What you should do:
Reproduce each listing below line for line, leaving out the pictures.

Box coordinate listings:
[Start]

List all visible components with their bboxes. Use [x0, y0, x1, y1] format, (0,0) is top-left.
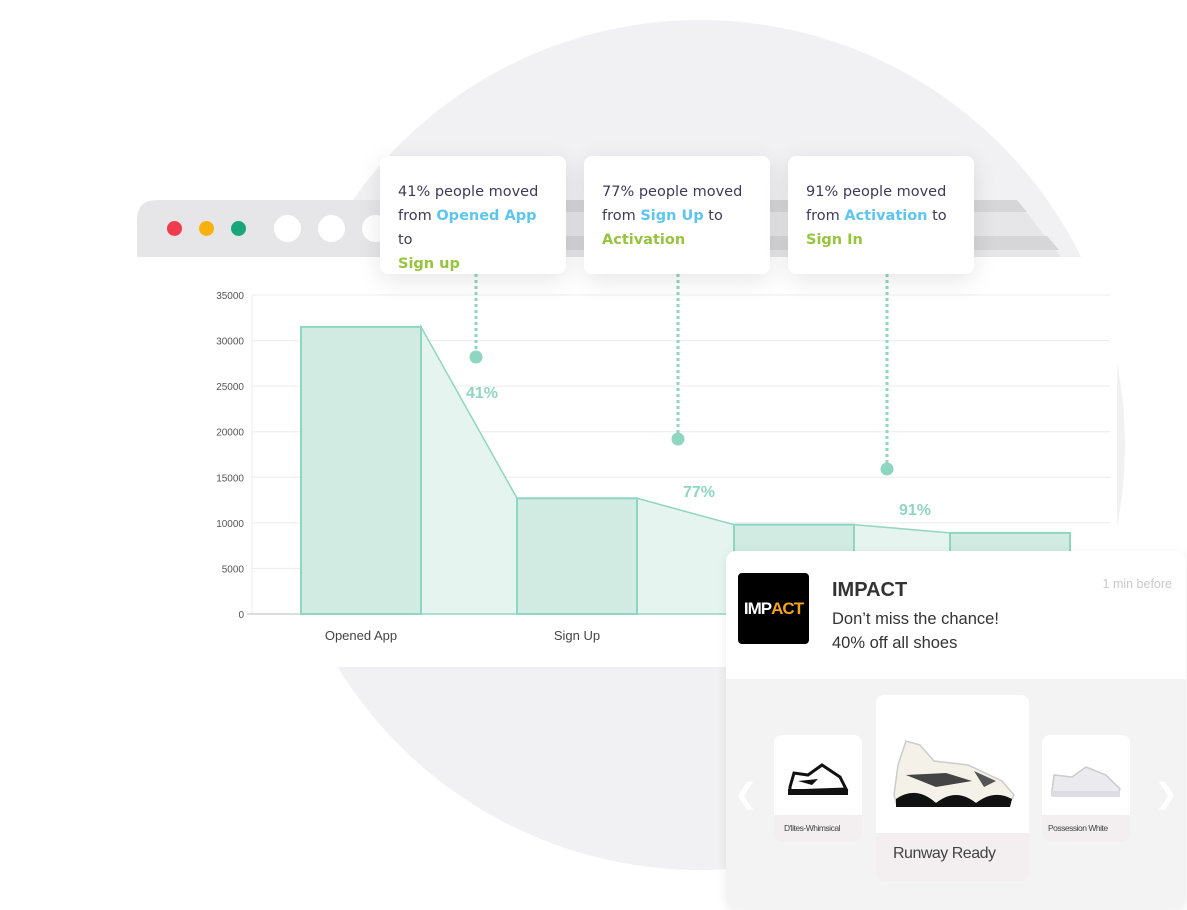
shoe-image	[893, 740, 1015, 807]
funnel-bar	[300, 325, 422, 615]
message-line: Don’t miss the chance!	[832, 610, 999, 628]
conversion-label: 91%	[899, 502, 931, 519]
y-tick-label: 5000	[222, 564, 245, 575]
y-tick-label: 10000	[216, 519, 244, 530]
shoe-image	[788, 763, 849, 795]
tooltip-text: 41% people moved	[398, 184, 539, 200]
tooltip-text: from	[398, 208, 432, 224]
chevron-left-icon[interactable]: ❮	[734, 777, 757, 810]
product-card-featured[interactable]: Runway Ready	[876, 695, 1029, 881]
leader-dot	[469, 350, 483, 364]
tooltip-text: 91% people moved	[806, 184, 947, 200]
leader-dot	[880, 462, 894, 476]
brand-logo: IMP ACT	[738, 573, 809, 644]
tooltip-text: to	[398, 232, 413, 248]
conversion-tooltip: 41% people moved from Opened App to Sign…	[380, 156, 566, 274]
to-stage: Sign up	[398, 256, 460, 272]
product-name: Runway Ready	[876, 833, 1029, 881]
message-line: 40% off all shoes	[832, 634, 958, 652]
y-tick-label: 25000	[216, 382, 244, 393]
tooltip-text: to	[932, 208, 947, 224]
tooltip-text: 77% people moved	[602, 184, 743, 200]
notification-message: Don’t miss the chance! 40% off all shoes	[832, 607, 999, 655]
product-name: D'lites-Whimsical	[774, 815, 862, 842]
y-tick-label: 0	[238, 610, 244, 621]
x-tick-label: Sign Up	[554, 628, 600, 643]
tooltip-text: from	[806, 208, 840, 224]
shoe-image	[1051, 766, 1121, 797]
y-tick-label: 20000	[216, 428, 244, 439]
tooltip-text: to	[708, 208, 723, 224]
funnel-bar	[516, 497, 638, 615]
conversion-label: 77%	[683, 484, 715, 501]
from-stage: Sign Up	[640, 208, 704, 224]
push-notification[interactable]: IMP ACT IMPACT 1 min before Don’t miss th…	[726, 551, 1186, 909]
notification-title: IMPACT	[832, 579, 908, 601]
chevron-right-icon[interactable]: ❯	[1155, 777, 1178, 810]
notification-time: 1 min before	[1102, 577, 1172, 591]
product-name: Possession White	[1042, 815, 1130, 842]
y-tick-label: 15000	[216, 473, 244, 484]
conversion-tooltip: 77% people moved from Sign Up to Activat…	[584, 156, 770, 274]
conversion-tooltip: 91% people moved from Activation to Sign…	[788, 156, 974, 274]
leader-dot	[671, 432, 685, 446]
funnel-connector	[636, 497, 735, 615]
y-tick-label: 35000	[216, 291, 244, 302]
product-card[interactable]: D'lites-Whimsical	[774, 735, 862, 842]
to-stage: Sign In	[806, 232, 863, 248]
notification-header: IMP ACT IMPACT 1 min before Don’t miss th…	[726, 551, 1186, 679]
product-card[interactable]: Possession White	[1042, 735, 1130, 842]
conversion-label: 41%	[466, 385, 498, 402]
from-stage: Activation	[844, 208, 928, 224]
from-stage: Opened App	[436, 208, 537, 224]
y-tick-label: 30000	[216, 337, 244, 348]
x-tick-label: Opened App	[325, 628, 397, 643]
funnel-connector	[420, 324, 518, 615]
tooltip-text: from	[602, 208, 636, 224]
to-stage: Activation	[602, 232, 686, 248]
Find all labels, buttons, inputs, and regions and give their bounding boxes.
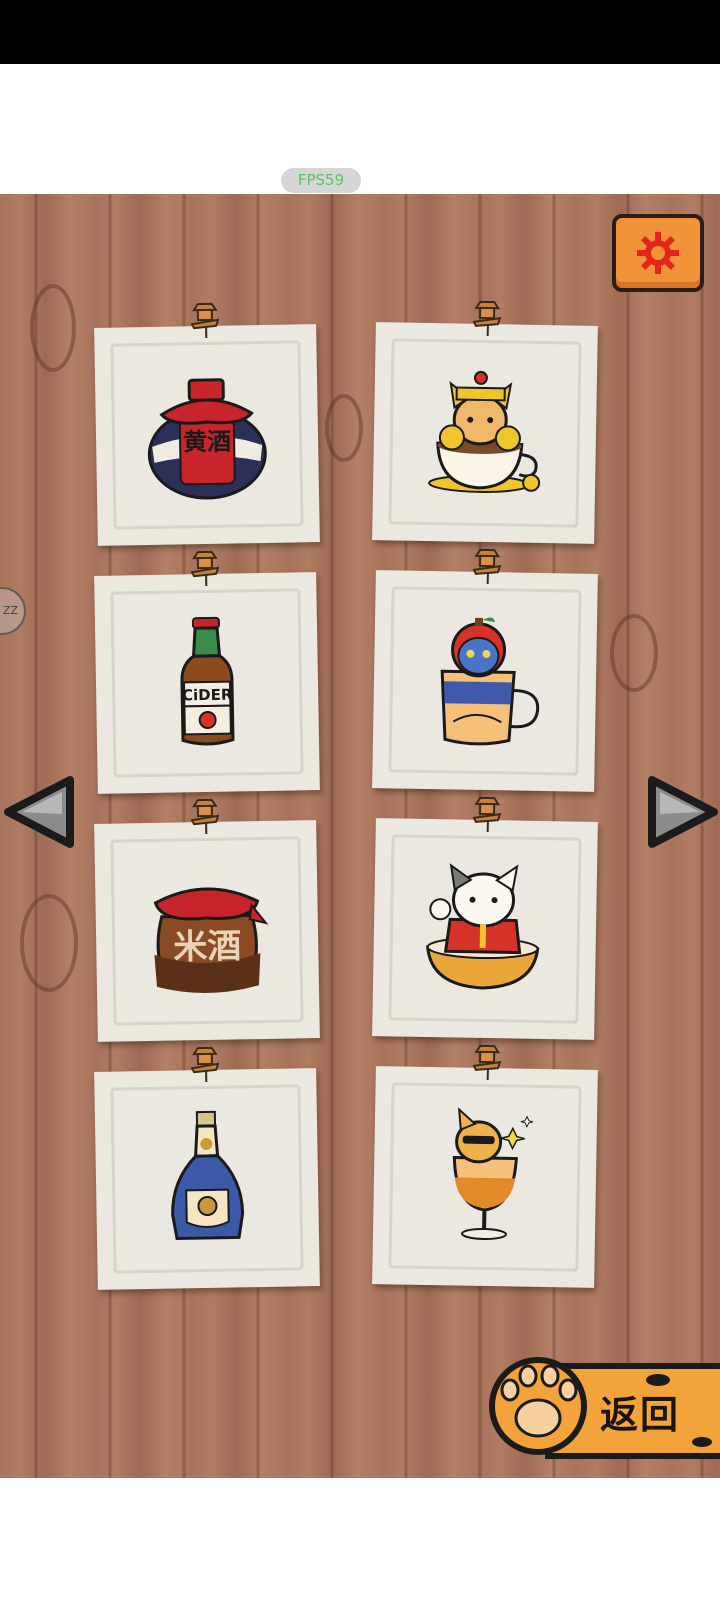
settings-button[interactable]: [612, 214, 704, 292]
fps-counter: FPS59: [281, 168, 361, 193]
return-button-label: 返回: [600, 1393, 681, 1437]
previous-page-button[interactable]: [0, 774, 76, 850]
side-tab-label: ZZ: [2, 604, 18, 617]
collection-card-3[interactable]: CiDER: [94, 550, 320, 794]
status-bar: [0, 0, 720, 64]
collection-card-4[interactable]: [372, 548, 598, 792]
golden-cat-in-teacup-icon: [428, 370, 541, 493]
pushpin-icon: [190, 1046, 220, 1083]
wood-knot: [610, 614, 658, 692]
collection-card-2[interactable]: [372, 300, 598, 544]
collection-card-7[interactable]: [94, 1046, 320, 1290]
pushpin-icon: [472, 548, 502, 585]
pushpin-icon: [472, 300, 502, 337]
rice-wine-jar-icon: 米酒: [153, 887, 269, 994]
calico-cat-in-bowl-icon: [426, 863, 540, 990]
pushpin-icon: [190, 798, 220, 835]
paw-icon: [489, 1357, 587, 1455]
shiba-in-glass-icon: [452, 1107, 534, 1241]
pushpin-icon: [472, 796, 502, 833]
collection-board: ZZ 黄酒 CiDER 米酒 返回: [0, 194, 720, 1478]
wood-knot: [20, 894, 78, 992]
wood-knot: [325, 394, 363, 462]
jar-label: 米酒: [173, 926, 242, 967]
collection-card-6[interactable]: [372, 796, 598, 1040]
bottle-label: CiDER: [182, 686, 233, 705]
cider-bottle-icon: CiDER: [180, 616, 235, 746]
wood-knot: [30, 284, 76, 372]
blue-liquor-bottle-icon: [171, 1110, 245, 1241]
next-page-button[interactable]: [646, 774, 720, 850]
collection-card-8[interactable]: [372, 1044, 598, 1288]
jar-label: 黄酒: [183, 428, 231, 457]
yellow-wine-jar-icon: 黄酒: [147, 378, 267, 500]
collection-card-1[interactable]: 黄酒: [94, 302, 320, 546]
pushpin-icon: [472, 1044, 502, 1081]
pushpin-icon: [190, 302, 220, 339]
gear-icon: [637, 232, 679, 274]
pushpin-icon: [190, 550, 220, 587]
collection-card-5[interactable]: 米酒: [94, 798, 320, 1042]
floating-side-tab[interactable]: ZZ: [0, 587, 26, 635]
blue-cat-in-mug-icon: [440, 617, 540, 746]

[End]

Solution to this task:
List all visible components with their bboxes. Use [x0, y0, x1, y1] format, (0,0) is top-left.
shoe-image	[893, 740, 1015, 807]
funnel-bar	[300, 325, 422, 615]
message-line: Don’t miss the chance!	[832, 610, 999, 628]
conversion-label: 91%	[899, 502, 931, 519]
y-tick-label: 5000	[222, 564, 245, 575]
y-tick-label: 10000	[216, 519, 244, 530]
shoe-image	[788, 763, 849, 795]
tooltip-text: 41% people moved	[398, 184, 539, 200]
tooltip-text: from	[398, 208, 432, 224]
chevron-left-icon[interactable]: ❮	[734, 777, 757, 810]
product-card-featured[interactable]: Runway Ready	[876, 695, 1029, 881]
leader-dot	[469, 350, 483, 364]
tooltip-text: 91% people moved	[806, 184, 947, 200]
leader-dot	[880, 462, 894, 476]
brand-logo: IMP ACT	[738, 573, 809, 644]
tooltip-text: to	[398, 232, 413, 248]
conversion-tooltip: 41% people moved from Opened App to Sign…	[380, 156, 566, 274]
to-stage: Sign up	[398, 256, 460, 272]
product-name: Runway Ready	[876, 833, 1029, 881]
message-line: 40% off all shoes	[832, 634, 958, 652]
y-tick-label: 25000	[216, 382, 244, 393]
tooltip-text: to	[932, 208, 947, 224]
tooltip-text: 77% people moved	[602, 184, 743, 200]
notification-message: Don’t miss the chance! 40% off all shoes	[832, 607, 999, 655]
product-name: D'lites-Whimsical	[774, 815, 862, 842]
y-tick-label: 0	[238, 610, 244, 621]
x-tick-label: Sign Up	[554, 628, 600, 643]
tooltip-text: from	[806, 208, 840, 224]
shoe-image	[1051, 766, 1121, 797]
y-tick-label: 20000	[216, 428, 244, 439]
tooltip-text: to	[708, 208, 723, 224]
funnel-bar	[516, 497, 638, 615]
conversion-label: 77%	[683, 484, 715, 501]
from-stage: Sign Up	[640, 208, 704, 224]
push-notification[interactable]: IMP ACT IMPACT 1 min before Don’t miss th…	[726, 551, 1186, 909]
notification-title: IMPACT	[832, 579, 908, 601]
chevron-right-icon[interactable]: ❯	[1155, 777, 1178, 810]
notification-time: 1 min before	[1102, 577, 1172, 591]
product-name: Possession White	[1042, 815, 1130, 842]
y-tick-label: 15000	[216, 473, 244, 484]
conversion-tooltip: 77% people moved from Sign Up to Activat…	[584, 156, 770, 274]
conversion-tooltip: 91% people moved from Activation to Sign…	[788, 156, 974, 274]
leader-dot	[671, 432, 685, 446]
funnel-connector	[636, 497, 735, 615]
y-tick-label: 35000	[216, 291, 244, 302]
product-card[interactable]: D'lites-Whimsical	[774, 735, 862, 842]
to-stage: Sign In	[806, 232, 863, 248]
notification-header: IMP ACT IMPACT 1 min before Don’t miss th…	[726, 551, 1186, 679]
product-card[interactable]: Possession White	[1042, 735, 1130, 842]
conversion-label: 41%	[466, 385, 498, 402]
from-stage: Activation	[844, 208, 928, 224]
from-stage: Opened App	[436, 208, 537, 224]
y-tick-label: 30000	[216, 337, 244, 348]
x-tick-label: Opened App	[325, 628, 397, 643]
funnel-connector	[420, 324, 518, 615]
tooltip-text: from	[602, 208, 636, 224]
to-stage: Activation	[602, 232, 686, 248]
Find all labels, buttons, inputs, and regions and give their bounding boxes.
settings-button[interactable]: [612, 214, 704, 292]
fps-counter: FPS59: [281, 168, 361, 193]
return-button-label: 返回: [600, 1393, 681, 1437]
previous-page-button[interactable]: [0, 774, 76, 850]
side-tab-label: ZZ: [2, 604, 18, 617]
collection-card-3[interactable]: CiDER: [94, 550, 320, 794]
status-bar: [0, 0, 720, 64]
collection-card-4[interactable]: [372, 548, 598, 792]
golden-cat-in-teacup-icon: [428, 370, 541, 493]
pushpin-icon: [190, 1046, 220, 1083]
wood-knot: [610, 614, 658, 692]
collection-card-2[interactable]: [372, 300, 598, 544]
collection-card-7[interactable]: [94, 1046, 320, 1290]
pushpin-icon: [472, 548, 502, 585]
pushpin-icon: [472, 300, 502, 337]
rice-wine-jar-icon: 米酒: [153, 887, 269, 994]
calico-cat-in-bowl-icon: [426, 863, 540, 990]
pushpin-icon: [190, 798, 220, 835]
paw-icon: [489, 1357, 587, 1455]
shiba-in-glass-icon: [452, 1107, 534, 1241]
pushpin-icon: [472, 796, 502, 833]
collection-board: ZZ 黄酒 CiDER 米酒 返回: [0, 194, 720, 1478]
wood-knot: [20, 894, 78, 992]
wood-knot: [325, 394, 363, 462]
jar-label: 米酒: [173, 926, 242, 967]
collection-card-6[interactable]: [372, 796, 598, 1040]
bottle-label: CiDER: [182, 686, 233, 705]
cider-bottle-icon: CiDER: [180, 616, 235, 746]
wood-knot: [30, 284, 76, 372]
blue-liquor-bottle-icon: [171, 1110, 245, 1241]
next-page-button[interactable]: [646, 774, 720, 850]
collection-card-8[interactable]: [372, 1044, 598, 1288]
jar-label: 黄酒: [183, 428, 231, 457]
yellow-wine-jar-icon: 黄酒: [147, 378, 267, 500]
collection-card-1[interactable]: 黄酒: [94, 302, 320, 546]
pushpin-icon: [472, 1044, 502, 1081]
pushpin-icon: [190, 302, 220, 339]
gear-icon: [637, 232, 679, 274]
pushpin-icon: [190, 550, 220, 587]
collection-card-5[interactable]: 米酒: [94, 798, 320, 1042]
floating-side-tab[interactable]: ZZ: [0, 587, 26, 635]
blue-cat-in-mug-icon: [440, 617, 540, 746]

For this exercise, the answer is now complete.